● What is needed: Find the lines of data that contain the string "image", then list them.

[START OF Record set]

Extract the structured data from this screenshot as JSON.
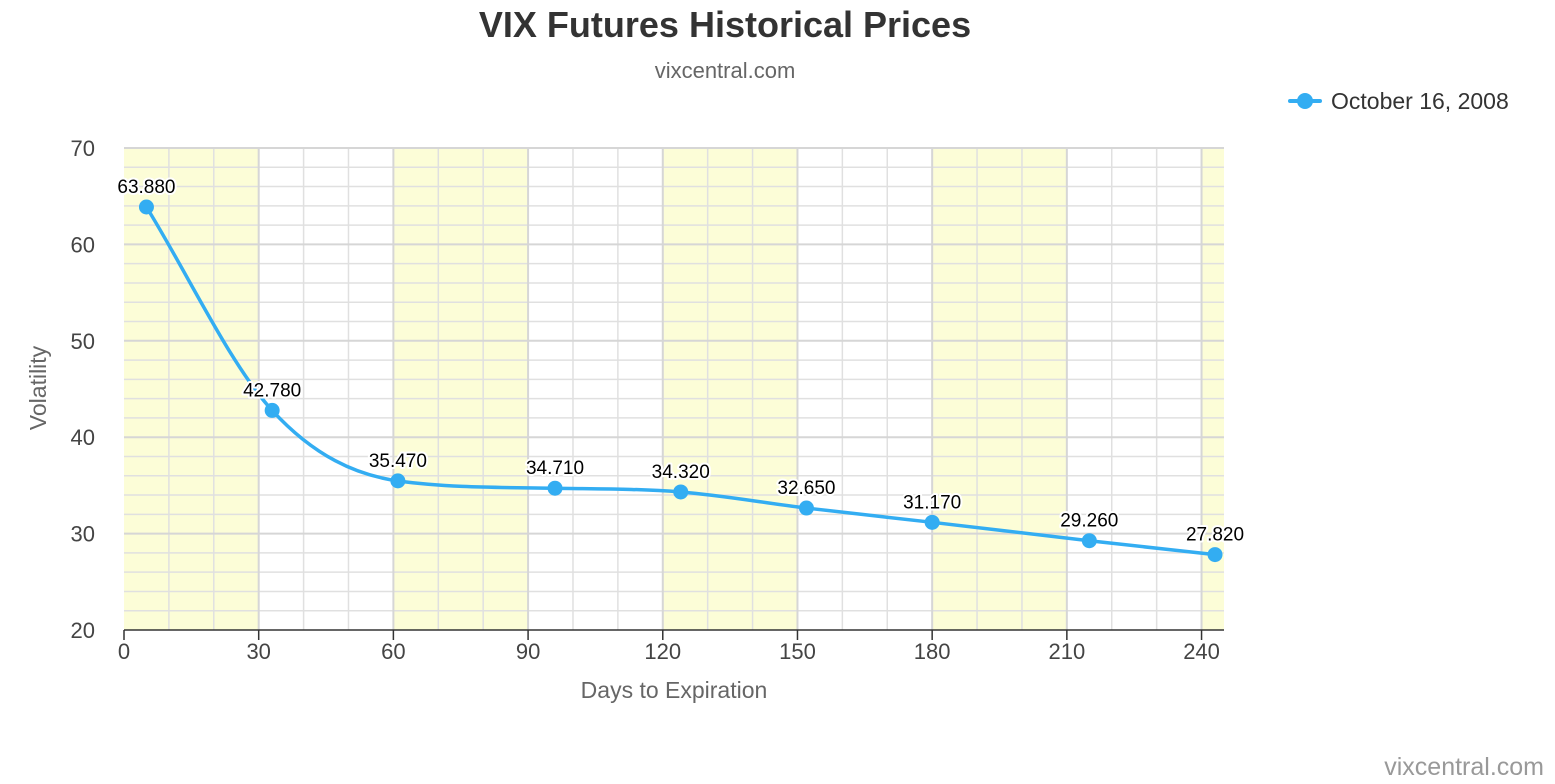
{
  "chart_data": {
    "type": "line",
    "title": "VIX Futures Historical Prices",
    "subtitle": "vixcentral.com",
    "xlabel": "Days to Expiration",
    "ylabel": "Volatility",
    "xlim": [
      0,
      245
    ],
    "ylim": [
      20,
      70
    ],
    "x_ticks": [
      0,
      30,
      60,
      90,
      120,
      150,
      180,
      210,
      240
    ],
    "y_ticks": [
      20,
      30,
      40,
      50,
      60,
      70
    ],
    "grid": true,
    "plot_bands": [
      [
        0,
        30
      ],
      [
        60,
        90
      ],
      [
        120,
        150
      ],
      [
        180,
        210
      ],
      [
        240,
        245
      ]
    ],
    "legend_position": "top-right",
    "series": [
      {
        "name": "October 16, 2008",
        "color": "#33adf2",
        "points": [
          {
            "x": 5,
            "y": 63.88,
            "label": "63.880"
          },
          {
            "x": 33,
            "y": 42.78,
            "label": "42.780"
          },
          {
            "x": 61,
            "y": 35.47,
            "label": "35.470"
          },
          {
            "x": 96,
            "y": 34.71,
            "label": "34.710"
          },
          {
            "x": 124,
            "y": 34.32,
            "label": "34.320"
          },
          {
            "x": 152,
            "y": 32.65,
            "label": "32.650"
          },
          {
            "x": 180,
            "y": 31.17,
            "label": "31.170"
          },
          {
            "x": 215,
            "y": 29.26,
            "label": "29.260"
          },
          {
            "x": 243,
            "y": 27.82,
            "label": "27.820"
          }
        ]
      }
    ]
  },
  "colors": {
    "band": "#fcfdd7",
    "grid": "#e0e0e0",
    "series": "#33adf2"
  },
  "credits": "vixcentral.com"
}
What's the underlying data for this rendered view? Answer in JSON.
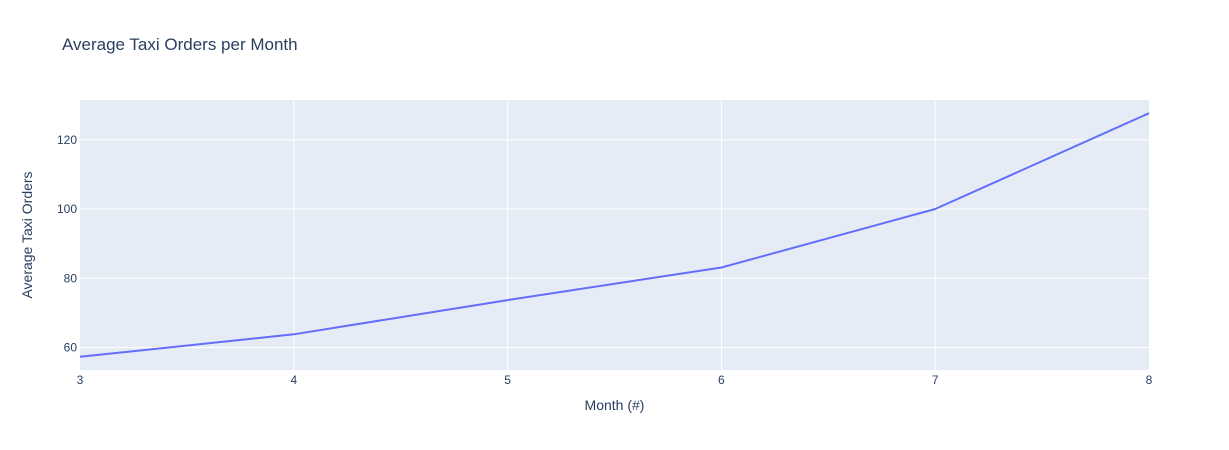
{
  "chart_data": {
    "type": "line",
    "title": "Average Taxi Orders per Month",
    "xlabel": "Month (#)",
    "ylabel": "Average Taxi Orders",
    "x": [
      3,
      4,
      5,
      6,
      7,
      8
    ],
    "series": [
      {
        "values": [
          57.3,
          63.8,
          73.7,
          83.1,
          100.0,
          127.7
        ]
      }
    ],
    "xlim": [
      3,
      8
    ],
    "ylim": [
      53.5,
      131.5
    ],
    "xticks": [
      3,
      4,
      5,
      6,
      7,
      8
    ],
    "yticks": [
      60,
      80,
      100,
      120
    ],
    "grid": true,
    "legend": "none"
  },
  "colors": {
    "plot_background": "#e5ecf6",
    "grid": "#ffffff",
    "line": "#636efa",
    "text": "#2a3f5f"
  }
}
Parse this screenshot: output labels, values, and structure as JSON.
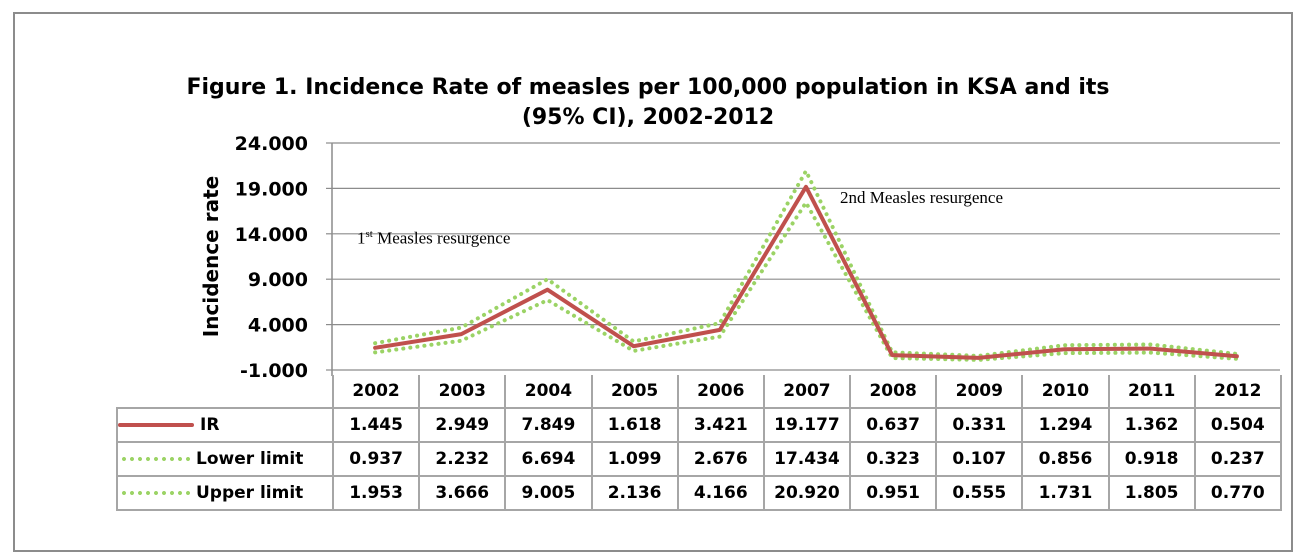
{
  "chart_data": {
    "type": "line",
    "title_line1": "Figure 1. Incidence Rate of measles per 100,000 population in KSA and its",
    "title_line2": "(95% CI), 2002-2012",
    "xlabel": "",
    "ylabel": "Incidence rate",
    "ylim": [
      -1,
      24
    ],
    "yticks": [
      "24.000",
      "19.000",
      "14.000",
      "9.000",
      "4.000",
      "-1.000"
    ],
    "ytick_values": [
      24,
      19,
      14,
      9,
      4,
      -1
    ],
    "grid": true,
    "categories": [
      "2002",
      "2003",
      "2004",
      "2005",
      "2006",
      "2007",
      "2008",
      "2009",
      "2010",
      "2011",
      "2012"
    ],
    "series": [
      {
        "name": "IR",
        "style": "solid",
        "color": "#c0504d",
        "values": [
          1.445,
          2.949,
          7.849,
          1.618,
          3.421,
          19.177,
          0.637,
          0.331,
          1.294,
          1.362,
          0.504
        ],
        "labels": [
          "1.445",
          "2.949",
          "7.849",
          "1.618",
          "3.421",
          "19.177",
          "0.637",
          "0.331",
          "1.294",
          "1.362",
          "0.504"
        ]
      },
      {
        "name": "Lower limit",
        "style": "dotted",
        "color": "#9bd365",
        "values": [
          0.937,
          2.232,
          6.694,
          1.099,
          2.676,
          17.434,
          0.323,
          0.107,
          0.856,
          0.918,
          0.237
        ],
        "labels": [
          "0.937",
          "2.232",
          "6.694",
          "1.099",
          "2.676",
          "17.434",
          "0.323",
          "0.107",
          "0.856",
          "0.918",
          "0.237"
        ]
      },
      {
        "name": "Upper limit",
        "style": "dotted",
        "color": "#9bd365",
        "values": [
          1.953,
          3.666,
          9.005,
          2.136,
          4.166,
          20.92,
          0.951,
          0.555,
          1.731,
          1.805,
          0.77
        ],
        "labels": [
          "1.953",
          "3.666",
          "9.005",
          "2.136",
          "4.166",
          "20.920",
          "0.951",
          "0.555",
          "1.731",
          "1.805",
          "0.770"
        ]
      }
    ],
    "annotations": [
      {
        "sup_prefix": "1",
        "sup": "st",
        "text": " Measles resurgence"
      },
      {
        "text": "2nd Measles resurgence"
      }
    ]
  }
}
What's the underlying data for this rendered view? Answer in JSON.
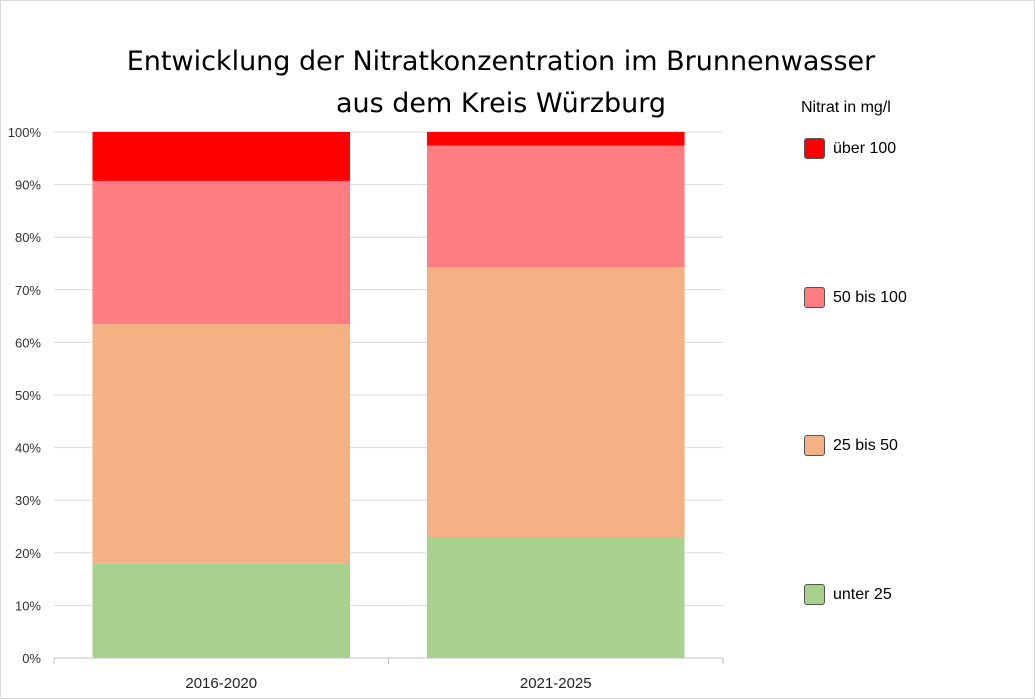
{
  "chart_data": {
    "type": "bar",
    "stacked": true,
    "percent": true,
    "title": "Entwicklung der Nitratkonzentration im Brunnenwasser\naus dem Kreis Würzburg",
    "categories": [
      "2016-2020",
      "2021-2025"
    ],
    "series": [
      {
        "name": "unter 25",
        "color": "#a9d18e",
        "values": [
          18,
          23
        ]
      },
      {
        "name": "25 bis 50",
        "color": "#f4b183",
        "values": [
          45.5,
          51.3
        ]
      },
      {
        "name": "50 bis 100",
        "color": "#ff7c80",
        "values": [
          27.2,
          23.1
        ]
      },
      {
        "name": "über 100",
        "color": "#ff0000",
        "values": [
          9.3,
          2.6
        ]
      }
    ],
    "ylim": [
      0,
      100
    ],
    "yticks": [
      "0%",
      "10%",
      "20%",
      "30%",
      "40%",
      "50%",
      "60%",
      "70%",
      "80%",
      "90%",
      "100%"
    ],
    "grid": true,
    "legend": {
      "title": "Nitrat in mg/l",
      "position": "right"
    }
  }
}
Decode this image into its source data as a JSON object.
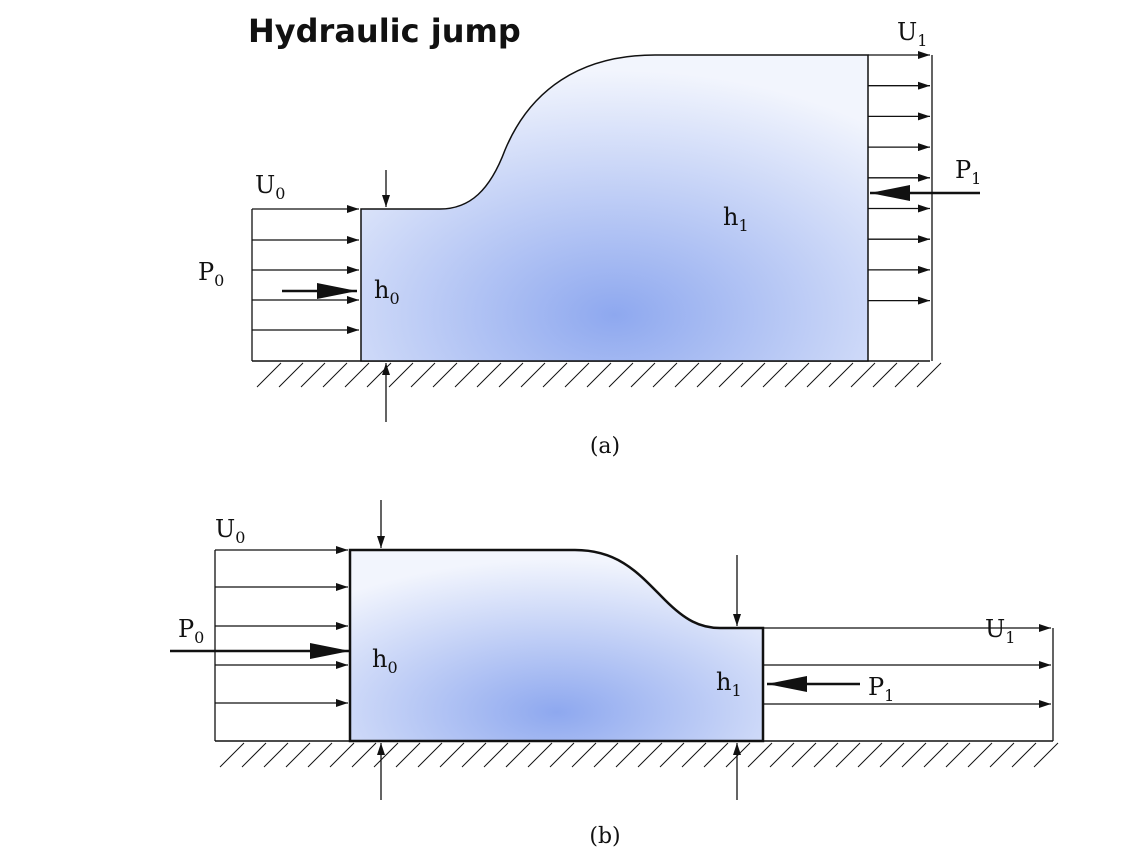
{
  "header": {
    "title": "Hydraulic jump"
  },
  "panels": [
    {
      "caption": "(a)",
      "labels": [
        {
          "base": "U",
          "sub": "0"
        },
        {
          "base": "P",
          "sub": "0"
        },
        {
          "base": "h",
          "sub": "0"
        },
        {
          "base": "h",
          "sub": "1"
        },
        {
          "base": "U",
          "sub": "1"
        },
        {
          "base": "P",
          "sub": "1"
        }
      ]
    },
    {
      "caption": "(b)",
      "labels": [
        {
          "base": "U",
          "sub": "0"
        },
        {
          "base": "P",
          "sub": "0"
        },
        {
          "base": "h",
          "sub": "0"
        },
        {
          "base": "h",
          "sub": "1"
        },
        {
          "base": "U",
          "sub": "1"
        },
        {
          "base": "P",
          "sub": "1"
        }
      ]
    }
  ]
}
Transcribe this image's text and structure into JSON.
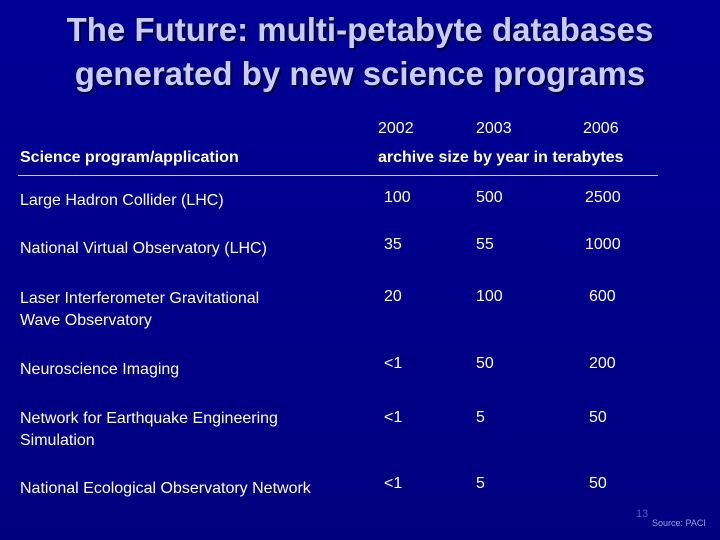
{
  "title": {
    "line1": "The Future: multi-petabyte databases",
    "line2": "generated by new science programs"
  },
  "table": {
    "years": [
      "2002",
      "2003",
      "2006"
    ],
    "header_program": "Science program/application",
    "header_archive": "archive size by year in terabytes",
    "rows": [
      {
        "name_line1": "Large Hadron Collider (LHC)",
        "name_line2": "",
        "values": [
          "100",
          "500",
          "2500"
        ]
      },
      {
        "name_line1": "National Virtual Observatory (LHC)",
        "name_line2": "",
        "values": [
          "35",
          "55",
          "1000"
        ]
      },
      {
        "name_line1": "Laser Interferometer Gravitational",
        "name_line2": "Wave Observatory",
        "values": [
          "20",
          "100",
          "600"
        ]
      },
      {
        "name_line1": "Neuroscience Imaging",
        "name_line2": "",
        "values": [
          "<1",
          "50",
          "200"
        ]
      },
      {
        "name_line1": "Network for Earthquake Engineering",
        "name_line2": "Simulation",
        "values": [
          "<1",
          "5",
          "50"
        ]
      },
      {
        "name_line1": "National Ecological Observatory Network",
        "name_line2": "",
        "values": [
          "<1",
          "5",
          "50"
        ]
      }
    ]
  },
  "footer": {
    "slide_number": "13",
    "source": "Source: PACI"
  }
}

[END OF Record set]

● Exercise response:
Decode this image into its source data as a JSON object.
Transcribe this image's text and structure into JSON.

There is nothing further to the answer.